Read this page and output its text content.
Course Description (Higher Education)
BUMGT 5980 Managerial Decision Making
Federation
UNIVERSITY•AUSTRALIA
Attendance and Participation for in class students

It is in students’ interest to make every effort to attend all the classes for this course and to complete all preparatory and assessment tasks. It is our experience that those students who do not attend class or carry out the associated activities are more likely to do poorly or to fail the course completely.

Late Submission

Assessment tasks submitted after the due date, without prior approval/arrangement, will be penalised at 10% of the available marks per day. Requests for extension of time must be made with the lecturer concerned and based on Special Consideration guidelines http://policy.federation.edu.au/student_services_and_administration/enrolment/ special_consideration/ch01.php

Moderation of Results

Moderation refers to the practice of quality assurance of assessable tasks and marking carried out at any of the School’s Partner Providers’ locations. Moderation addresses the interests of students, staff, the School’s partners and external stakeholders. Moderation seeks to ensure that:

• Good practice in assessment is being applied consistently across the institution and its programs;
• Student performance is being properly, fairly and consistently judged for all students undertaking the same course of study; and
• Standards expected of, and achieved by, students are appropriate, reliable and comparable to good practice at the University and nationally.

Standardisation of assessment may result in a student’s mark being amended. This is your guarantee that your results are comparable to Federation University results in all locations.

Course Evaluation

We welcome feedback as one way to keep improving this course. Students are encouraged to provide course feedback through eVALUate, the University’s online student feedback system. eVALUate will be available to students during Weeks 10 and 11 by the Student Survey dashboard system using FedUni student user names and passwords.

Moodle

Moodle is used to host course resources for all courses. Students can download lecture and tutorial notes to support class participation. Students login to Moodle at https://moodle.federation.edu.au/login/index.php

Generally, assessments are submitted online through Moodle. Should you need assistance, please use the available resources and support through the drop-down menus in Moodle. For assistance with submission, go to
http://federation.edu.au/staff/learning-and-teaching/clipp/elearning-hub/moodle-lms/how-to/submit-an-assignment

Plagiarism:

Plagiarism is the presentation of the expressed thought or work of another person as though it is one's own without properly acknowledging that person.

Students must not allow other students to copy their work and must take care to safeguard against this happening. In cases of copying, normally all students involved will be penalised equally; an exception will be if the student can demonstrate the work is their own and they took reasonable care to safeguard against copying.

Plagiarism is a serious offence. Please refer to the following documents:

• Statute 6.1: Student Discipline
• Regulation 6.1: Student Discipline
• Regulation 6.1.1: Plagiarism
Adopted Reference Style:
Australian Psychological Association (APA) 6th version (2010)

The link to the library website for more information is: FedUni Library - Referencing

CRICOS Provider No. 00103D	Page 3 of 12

******************************

EXERCISE:
Return every line of the material exactly.

THE SOLUTION:
Read this page and output its text content.
Course Description (Higher Education)
BUMGT 5980 Managerial Decision Making
Federation
UNIVERSITY•AUSTRALIA
Attendance and Participation for in class students

It is in students’ interest to make every effort to attend all the classes for this course and to complete all preparatory and assessment tasks. It is our experience that those students who do not attend class or carry out the associated activities are more likely to do poorly or to fail the course completely.

Late Submission

Assessment tasks submitted after the due date, without prior approval/arrangement, will be penalised at 10% of the available marks per day. Requests for extension of time must be made with the lecturer concerned and based on Special Consideration guidelines http://policy.federation.edu.au/student_services_and_administration/enrolment/ special_consideration/ch01.php

Moderation of Results

Moderation refers to the practice of quality assurance of assessable tasks and marking carried out at any of the School’s Partner Providers’ locations. Moderation addresses the interests of students, staff, the School’s partners and external stakeholders. Moderation seeks to ensure that:

• Good practice in assessment is being applied consistently across the institution and its programs;
• Student performance is being properly, fairly and consistently judged for all students undertaking the same course of study; and
• Standards expected of, and achieved by, students are appropriate, reliable and comparable to good practice at the University and nationally.

Standardisation of assessment may result in a student’s mark being amended. This is your guarantee that your results are comparable to Federation University results in all locations.

Course Evaluation

We welcome feedback as one way to keep improving this course. Students are encouraged to provide course feedback through eVALUate, the University’s online student feedback system. eVALUate will be available to students during Weeks 10 and 11 by the Student Survey dashboard system using FedUni student user names and passwords.

Moodle

Moodle is used to host course resources for all courses. Students can download lecture and tutorial notes to support class participation. Students login to Moodle at https://moodle.federation.edu.au/login/index.php

Generally, assessments are submitted online through Moodle. Should you need assistance, please use the available resources and support through the drop-down menus in Moodle. For assistance with submission, go to
http://federation.edu.au/staff/learning-and-teaching/clipp/elearning-hub/moodle-lms/how-to/submit-an-assignment

Plagiarism:

Plagiarism is the presentation of the expressed thought or work of another person as though it is one's own without properly acknowledging that person.

Students must not allow other students to copy their work and must take care to safeguard against this happening. In cases of copying, normally all students involved will be penalised equally; an exception will be if the student can demonstrate the work is their own and they took reasonable care to safeguard against copying.

Plagiarism is a serious offence. Please refer to the following documents:

• Statute 6.1: Student Discipline
• Regulation 6.1: Student Discipline
• Regulation 6.1.1: Plagiarism
Adopted Reference Style:
Australian Psychological Association (APA) 6th version (2010)

The link to the library website for more information is: FedUni Library - Referencing

CRICOS Provider No. 00103D	Page 3 of 12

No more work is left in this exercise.